### Set exercise
Please repeat all of the listing exactly.

----------------------------------------

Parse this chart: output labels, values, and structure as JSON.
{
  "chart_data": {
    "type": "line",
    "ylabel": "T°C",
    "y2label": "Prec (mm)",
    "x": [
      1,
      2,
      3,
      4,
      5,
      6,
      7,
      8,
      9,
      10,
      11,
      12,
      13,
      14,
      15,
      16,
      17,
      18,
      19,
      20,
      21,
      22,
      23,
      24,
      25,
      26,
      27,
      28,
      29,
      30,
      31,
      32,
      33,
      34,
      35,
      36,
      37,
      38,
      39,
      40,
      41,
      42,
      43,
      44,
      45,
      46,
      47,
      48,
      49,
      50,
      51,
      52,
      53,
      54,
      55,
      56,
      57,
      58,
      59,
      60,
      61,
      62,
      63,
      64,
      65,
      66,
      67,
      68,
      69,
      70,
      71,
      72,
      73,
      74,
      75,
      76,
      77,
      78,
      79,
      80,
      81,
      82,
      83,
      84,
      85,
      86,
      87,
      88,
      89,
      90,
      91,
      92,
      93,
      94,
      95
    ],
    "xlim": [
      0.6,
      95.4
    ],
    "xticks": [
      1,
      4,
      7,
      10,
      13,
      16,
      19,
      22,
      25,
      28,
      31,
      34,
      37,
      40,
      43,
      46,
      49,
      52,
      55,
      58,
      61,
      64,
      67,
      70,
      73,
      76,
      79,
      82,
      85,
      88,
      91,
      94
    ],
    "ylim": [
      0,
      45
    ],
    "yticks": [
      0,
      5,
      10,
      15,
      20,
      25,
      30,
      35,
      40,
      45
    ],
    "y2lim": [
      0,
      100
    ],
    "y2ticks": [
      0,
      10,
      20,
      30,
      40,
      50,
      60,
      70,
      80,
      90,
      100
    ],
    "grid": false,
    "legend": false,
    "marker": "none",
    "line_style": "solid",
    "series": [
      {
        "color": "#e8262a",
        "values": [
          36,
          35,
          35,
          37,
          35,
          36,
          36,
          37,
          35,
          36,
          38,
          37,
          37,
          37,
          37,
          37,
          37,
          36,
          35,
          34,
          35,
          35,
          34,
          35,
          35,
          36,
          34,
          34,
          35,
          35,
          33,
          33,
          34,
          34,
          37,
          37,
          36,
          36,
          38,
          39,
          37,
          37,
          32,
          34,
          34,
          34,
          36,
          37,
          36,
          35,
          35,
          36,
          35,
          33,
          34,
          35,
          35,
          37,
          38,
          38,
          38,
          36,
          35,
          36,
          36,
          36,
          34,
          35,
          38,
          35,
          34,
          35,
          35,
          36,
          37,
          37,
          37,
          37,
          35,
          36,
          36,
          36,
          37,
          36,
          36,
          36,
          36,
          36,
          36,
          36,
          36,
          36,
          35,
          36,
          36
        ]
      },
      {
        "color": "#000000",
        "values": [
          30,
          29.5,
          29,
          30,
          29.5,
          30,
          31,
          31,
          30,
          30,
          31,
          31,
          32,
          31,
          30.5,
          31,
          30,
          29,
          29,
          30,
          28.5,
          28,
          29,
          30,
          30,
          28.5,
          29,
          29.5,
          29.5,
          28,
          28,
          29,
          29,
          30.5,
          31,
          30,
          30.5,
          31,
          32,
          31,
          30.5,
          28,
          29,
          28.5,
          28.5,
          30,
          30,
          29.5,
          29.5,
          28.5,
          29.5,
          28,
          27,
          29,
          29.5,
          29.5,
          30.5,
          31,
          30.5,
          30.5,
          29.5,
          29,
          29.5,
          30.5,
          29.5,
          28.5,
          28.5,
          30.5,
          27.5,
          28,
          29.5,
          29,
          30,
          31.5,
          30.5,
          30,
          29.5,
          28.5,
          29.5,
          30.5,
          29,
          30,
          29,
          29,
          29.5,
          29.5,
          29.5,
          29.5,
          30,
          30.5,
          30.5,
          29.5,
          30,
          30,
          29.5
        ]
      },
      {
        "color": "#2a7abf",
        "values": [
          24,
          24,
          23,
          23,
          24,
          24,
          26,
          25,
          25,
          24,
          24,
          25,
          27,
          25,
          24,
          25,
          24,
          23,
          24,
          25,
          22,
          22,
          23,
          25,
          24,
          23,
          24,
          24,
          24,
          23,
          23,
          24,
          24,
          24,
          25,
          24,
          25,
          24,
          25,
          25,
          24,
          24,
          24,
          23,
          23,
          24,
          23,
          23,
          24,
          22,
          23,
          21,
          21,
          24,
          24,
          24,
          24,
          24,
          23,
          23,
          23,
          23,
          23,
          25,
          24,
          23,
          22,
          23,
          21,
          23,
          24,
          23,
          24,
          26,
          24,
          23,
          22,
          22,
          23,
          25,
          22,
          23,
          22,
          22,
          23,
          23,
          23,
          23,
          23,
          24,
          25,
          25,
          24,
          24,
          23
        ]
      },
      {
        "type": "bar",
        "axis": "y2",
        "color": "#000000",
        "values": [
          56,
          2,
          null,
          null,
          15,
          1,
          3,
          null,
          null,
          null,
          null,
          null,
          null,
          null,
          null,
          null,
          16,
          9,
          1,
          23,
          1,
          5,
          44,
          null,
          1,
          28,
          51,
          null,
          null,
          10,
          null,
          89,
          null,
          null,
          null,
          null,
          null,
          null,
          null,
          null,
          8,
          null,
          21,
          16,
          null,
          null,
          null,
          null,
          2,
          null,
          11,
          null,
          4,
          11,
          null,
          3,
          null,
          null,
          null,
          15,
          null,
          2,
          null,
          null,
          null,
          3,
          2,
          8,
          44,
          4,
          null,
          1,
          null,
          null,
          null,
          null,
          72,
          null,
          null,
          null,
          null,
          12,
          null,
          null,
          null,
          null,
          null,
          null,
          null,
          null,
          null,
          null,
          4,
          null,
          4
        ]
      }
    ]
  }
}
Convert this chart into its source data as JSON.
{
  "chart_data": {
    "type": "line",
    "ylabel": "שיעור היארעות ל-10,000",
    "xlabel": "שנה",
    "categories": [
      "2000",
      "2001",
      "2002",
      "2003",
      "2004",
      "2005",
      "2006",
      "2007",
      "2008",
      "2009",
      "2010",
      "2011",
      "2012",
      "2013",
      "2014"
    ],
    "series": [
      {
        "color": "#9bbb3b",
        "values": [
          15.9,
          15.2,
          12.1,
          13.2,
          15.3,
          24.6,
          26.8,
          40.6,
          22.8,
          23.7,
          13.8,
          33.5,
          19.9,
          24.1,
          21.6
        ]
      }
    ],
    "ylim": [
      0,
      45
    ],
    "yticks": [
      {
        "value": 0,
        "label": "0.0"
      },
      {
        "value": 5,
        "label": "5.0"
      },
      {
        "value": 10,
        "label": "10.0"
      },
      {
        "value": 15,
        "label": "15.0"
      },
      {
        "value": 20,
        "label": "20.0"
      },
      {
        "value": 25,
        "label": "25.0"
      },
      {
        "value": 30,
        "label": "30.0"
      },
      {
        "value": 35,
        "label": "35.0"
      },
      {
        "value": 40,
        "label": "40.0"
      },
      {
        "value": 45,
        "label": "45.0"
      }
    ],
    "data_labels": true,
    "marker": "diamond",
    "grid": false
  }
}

----------------------------------------

### Exercise output
Parse this chart: output labels, values, and structure as JSON.
{
  "chart_data": {
    "type": "line",
    "ylabel": "T°C",
    "y2label": "Prec (mm)",
    "x": [
      1,
      2,
      3,
      4,
      5,
      6,
      7,
      8,
      9,
      10,
      11,
      12,
      13,
      14,
      15,
      16,
      17,
      18,
      19,
      20,
      21,
      22,
      23,
      24,
      25,
      26,
      27,
      28,
      29,
      30,
      31,
      32,
      33,
      34,
      35,
      36,
      37,
      38,
      39,
      40,
      41,
      42,
      43,
      44,
      45,
      46,
      47,
      48,
      49,
      50,
      51,
      52,
      53,
      54,
      55,
      56,
      57,
      58,
      59,
      60,
      61,
      62,
      63,
      64,
      65,
      66,
      67,
      68,
      69,
      70,
      71,
      72,
      73,
      74,
      75,
      76,
      77,
      78,
      79,
      80,
      81,
      82,
      83,
      84,
      85,
      86,
      87,
      88,
      89,
      90,
      91,
      92,
      93,
      94,
      95
    ],
    "xlim": [
      0.6,
      95.4
    ],
    "xticks": [
      1,
      4,
      7,
      10,
      13,
      16,
      19,
      22,
      25,
      28,
      31,
      34,
      37,
      40,
      43,
      46,
      49,
      52,
      55,
      58,
      61,
      64,
      67,
      70,
      73,
      76,
      79,
      82,
      85,
      88,
      91,
      94
    ],
    "ylim": [
      0,
      45
    ],
    "yticks": [
      0,
      5,
      10,
      15,
      20,
      25,
      30,
      35,
      40,
      45
    ],
    "y2lim": [
      0,
      100
    ],
    "y2ticks": [
      0,
      10,
      20,
      30,
      40,
      50,
      60,
      70,
      80,
      90,
      100
    ],
    "grid": false,
    "legend": false,
    "marker": "none",
    "line_style": "solid",
    "series": [
      {
        "color": "#e8262a",
        "values": [
          36,
          35,
          35,
          37,
          35,
          36,
          36,
          37,
          35,
          36,
          38,
          37,
          37,
          37,
          37,
          37,
          37,
          36,
          35,
          34,
          35,
          35,
          34,
          35,
          35,
          36,
          34,
          34,
          35,
          35,
          33,
          33,
          34,
          34,
          37,
          37,
          36,
          36,
          38,
          39,
          37,
          37,
          32,
          34,
          34,
          34,
          36,
          37,
          36,
          35,
          35,
          36,
          35,
          33,
          34,
          35,
          35,
          37,
          38,
          38,
          38,
          36,
          35,
          36,
          36,
          36,
          34,
          35,
          38,
          35,
          34,
          35,
          35,
          36,
          37,
          37,
          37,
          37,
          35,
          36,
          36,
          36,
          37,
          36,
          36,
          36,
          36,
          36,
          36,
          36,
          36,
          36,
          35,
          36,
          36
        ]
      },
      {
        "color": "#000000",
        "values": [
          30,
          29.5,
          29,
          30,
          29.5,
          30,
          31,
          31,
          30,
          30,
          31,
          31,
          32,
          31,
          30.5,
          31,
          30,
          29,
          29,
          30,
          28.5,
          28,
          29,
          30,
          30,
          28.5,
          29,
          29.5,
          29.5,
          28,
          28,
          29,
          29,
          30.5,
          31,
          30,
          30.5,
          31,
          32,
          31,
          30.5,
          28,
          29,
          28.5,
          28.5,
          30,
          30,
          29.5,
          29.5,
          28.5,
          29.5,
          28,
          27,
          29,
          29.5,
          29.5,
          30.5,
          31,
          30.5,
          30.5,
          29.5,
          29,
          29.5,
          30.5,
          29.5,
          28.5,
          28.5,
          30.5,
          27.5,
          28,
          29.5,
          29,
          30,
          31.5,
          30.5,
          30,
          29.5,
          28.5,
          29.5,
          30.5,
          29,
          30,
          29,
          29,
          29.5,
          29.5,
          29.5,
          29.5,
          30,
          30.5,
          30.5,
          29.5,
          30,
          30,
          29.5
        ]
      },
      {
        "color": "#2a7abf",
        "values": [
          24,
          24,
          23,
          23,
          24,
          24,
          26,
          25,
          25,
          24,
          24,
          25,
          27,
          25,
          24,
          25,
          24,
          23,
          24,
          25,
          22,
          22,
          23,
          25,
          24,
          23,
          24,
          24,
          24,
          23,
          23,
          24,
          24,
          24,
          25,
          24,
          25,
          24,
          25,
          25,
          24,
          24,
          24,
          23,
          23,
          24,
          23,
          23,
          24,
          22,
          23,
          21,
          21,
          24,
          24,
          24,
          24,
          24,
          23,
          23,
          23,
          23,
          23,
          25,
          24,
          23,
          22,
          23,
          21,
          23,
          24,
          23,
          24,
          26,
          24,
          23,
          22,
          22,
          23,
          25,
          22,
          23,
          22,
          22,
          23,
          23,
          23,
          23,
          23,
          24,
          25,
          25,
          24,
          24,
          23
        ]
      },
      {
        "type": "bar",
        "axis": "y2",
        "color": "#000000",
        "values": [
          56,
          2,
          null,
          null,
          15,
          1,
          3,
          null,
          null,
          null,
          null,
          null,
          null,
          null,
          null,
          null,
          16,
          9,
          1,
          23,
          1,
          5,
          44,
          null,
          1,
          28,
          51,
          null,
          null,
          10,
          null,
          89,
          null,
          null,
          null,
          null,
          null,
          null,
          null,
          null,
          8,
          null,
          21,
          16,
          null,
          null,
          null,
          null,
          2,
          null,
          11,
          null,
          4,
          11,
          null,
          3,
          null,
          null,
          null,
          15,
          null,
          2,
          null,
          null,
          null,
          3,
          2,
          8,
          44,
          4,
          null,
          1,
          null,
          null,
          null,
          null,
          72,
          null,
          null,
          null,
          null,
          12,
          null,
          null,
          null,
          null,
          null,
          null,
          null,
          null,
          null,
          null,
          4,
          null,
          4
        ]
      }
    ]
  }
}
Convert this chart into its source data as JSON.
{
  "chart_data": {
    "type": "line",
    "ylabel": "שיעור היארעות ל-10,000",
    "xlabel": "שנה",
    "categories": [
      "2000",
      "2001",
      "2002",
      "2003",
      "2004",
      "2005",
      "2006",
      "2007",
      "2008",
      "2009",
      "2010",
      "2011",
      "2012",
      "2013",
      "2014"
    ],
    "series": [
      {
        "color": "#9bbb3b",
        "values": [
          15.9,
          15.2,
          12.1,
          13.2,
          15.3,
          24.6,
          26.8,
          40.6,
          22.8,
          23.7,
          13.8,
          33.5,
          19.9,
          24.1,
          21.6
        ]
      }
    ],
    "ylim": [
      0,
      45
    ],
    "yticks": [
      {
        "value": 0,
        "label": "0.0"
      },
      {
        "value": 5,
        "label": "5.0"
      },
      {
        "value": 10,
        "label": "10.0"
      },
      {
        "value": 15,
        "label": "15.0"
      },
      {
        "value": 20,
        "label": "20.0"
      },
      {
        "value": 25,
        "label": "25.0"
      },
      {
        "value": 30,
        "label": "30.0"
      },
      {
        "value": 35,
        "label": "35.0"
      },
      {
        "value": 40,
        "label": "40.0"
      },
      {
        "value": 45,
        "label": "45.0"
      }
    ],
    "data_labels": true,
    "marker": "diamond",
    "grid": false
  }
}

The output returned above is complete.